↓↓↓

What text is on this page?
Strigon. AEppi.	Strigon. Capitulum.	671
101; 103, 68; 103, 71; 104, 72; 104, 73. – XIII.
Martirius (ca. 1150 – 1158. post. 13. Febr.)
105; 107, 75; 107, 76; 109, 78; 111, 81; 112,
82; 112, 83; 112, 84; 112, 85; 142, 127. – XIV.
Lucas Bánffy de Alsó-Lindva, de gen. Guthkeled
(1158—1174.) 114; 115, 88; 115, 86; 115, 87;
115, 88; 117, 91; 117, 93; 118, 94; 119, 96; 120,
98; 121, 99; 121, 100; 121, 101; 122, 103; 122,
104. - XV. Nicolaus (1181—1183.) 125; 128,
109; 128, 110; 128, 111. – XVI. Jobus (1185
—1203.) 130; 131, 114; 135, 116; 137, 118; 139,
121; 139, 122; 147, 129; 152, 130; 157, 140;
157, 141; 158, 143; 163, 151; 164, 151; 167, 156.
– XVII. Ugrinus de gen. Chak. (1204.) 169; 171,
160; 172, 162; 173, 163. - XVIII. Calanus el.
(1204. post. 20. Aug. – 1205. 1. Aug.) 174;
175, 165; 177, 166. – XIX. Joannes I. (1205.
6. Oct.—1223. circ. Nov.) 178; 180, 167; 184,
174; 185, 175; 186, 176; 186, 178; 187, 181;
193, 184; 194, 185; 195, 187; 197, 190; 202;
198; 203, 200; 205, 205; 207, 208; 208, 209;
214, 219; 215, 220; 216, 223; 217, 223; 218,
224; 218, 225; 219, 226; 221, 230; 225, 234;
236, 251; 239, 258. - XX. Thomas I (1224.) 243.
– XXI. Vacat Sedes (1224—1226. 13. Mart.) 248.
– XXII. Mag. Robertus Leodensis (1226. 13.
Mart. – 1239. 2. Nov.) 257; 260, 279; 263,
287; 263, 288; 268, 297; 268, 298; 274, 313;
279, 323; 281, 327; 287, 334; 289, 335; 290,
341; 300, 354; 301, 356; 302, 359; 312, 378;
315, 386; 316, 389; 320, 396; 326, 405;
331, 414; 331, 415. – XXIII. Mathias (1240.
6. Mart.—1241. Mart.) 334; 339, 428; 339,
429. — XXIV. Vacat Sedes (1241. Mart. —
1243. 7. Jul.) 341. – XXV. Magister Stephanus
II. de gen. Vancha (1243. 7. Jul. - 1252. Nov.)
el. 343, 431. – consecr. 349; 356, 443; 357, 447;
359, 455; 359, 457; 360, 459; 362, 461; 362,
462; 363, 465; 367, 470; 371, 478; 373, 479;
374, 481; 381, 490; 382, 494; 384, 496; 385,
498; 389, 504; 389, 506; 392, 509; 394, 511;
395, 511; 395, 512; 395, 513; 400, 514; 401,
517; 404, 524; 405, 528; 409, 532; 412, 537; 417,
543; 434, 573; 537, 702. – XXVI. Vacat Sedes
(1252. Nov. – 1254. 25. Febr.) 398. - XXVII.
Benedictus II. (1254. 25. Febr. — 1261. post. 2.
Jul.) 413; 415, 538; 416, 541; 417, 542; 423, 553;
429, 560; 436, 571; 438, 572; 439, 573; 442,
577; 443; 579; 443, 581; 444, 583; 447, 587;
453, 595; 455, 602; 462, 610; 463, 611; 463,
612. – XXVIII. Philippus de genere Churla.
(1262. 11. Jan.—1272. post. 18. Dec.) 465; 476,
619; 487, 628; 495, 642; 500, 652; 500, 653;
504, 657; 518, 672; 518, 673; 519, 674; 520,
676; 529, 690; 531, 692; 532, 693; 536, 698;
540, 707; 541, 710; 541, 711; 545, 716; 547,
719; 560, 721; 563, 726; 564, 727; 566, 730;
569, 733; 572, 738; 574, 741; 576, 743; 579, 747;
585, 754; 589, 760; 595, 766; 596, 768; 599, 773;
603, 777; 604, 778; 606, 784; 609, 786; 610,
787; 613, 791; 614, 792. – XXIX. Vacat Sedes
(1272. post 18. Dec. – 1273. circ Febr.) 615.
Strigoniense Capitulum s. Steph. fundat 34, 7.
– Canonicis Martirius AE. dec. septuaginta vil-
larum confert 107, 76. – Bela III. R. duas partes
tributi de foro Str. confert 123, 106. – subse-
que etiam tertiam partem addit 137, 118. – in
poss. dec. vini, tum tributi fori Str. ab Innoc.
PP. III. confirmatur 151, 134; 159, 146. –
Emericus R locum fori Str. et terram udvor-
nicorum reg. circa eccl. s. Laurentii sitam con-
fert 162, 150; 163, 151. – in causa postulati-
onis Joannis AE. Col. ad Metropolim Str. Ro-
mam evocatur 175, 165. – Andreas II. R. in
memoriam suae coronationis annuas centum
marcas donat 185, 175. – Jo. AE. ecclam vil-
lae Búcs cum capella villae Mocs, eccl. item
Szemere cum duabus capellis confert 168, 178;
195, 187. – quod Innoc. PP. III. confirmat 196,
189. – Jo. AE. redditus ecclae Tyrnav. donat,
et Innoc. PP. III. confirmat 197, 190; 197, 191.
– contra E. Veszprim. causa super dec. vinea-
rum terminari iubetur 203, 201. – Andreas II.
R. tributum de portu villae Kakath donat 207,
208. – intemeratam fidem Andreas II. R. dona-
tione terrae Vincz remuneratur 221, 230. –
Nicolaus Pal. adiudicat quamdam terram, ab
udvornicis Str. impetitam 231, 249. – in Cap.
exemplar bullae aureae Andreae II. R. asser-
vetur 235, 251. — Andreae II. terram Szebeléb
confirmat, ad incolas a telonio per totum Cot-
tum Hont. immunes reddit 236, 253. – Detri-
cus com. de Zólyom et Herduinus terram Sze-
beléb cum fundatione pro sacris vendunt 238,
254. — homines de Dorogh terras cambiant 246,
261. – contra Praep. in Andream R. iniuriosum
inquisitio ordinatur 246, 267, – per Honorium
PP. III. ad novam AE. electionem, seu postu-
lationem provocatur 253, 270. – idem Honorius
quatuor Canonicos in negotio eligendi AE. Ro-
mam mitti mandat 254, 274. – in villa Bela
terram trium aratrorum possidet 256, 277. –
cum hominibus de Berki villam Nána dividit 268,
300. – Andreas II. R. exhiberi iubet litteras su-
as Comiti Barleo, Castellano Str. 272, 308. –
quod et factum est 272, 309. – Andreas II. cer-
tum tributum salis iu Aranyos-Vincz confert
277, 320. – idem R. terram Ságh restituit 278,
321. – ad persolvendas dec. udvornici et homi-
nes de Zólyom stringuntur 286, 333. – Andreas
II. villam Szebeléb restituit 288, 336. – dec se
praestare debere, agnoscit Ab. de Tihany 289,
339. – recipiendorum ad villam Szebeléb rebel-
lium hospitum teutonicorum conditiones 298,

↑↑↑

_GOAL_: Take every line from the data that contains the word "Vincz".

_FULL SOLUTION_:
tione terrae Vincz remuneratur 221, 230. –
tum tributum salis iu Aranyos-Vincz confert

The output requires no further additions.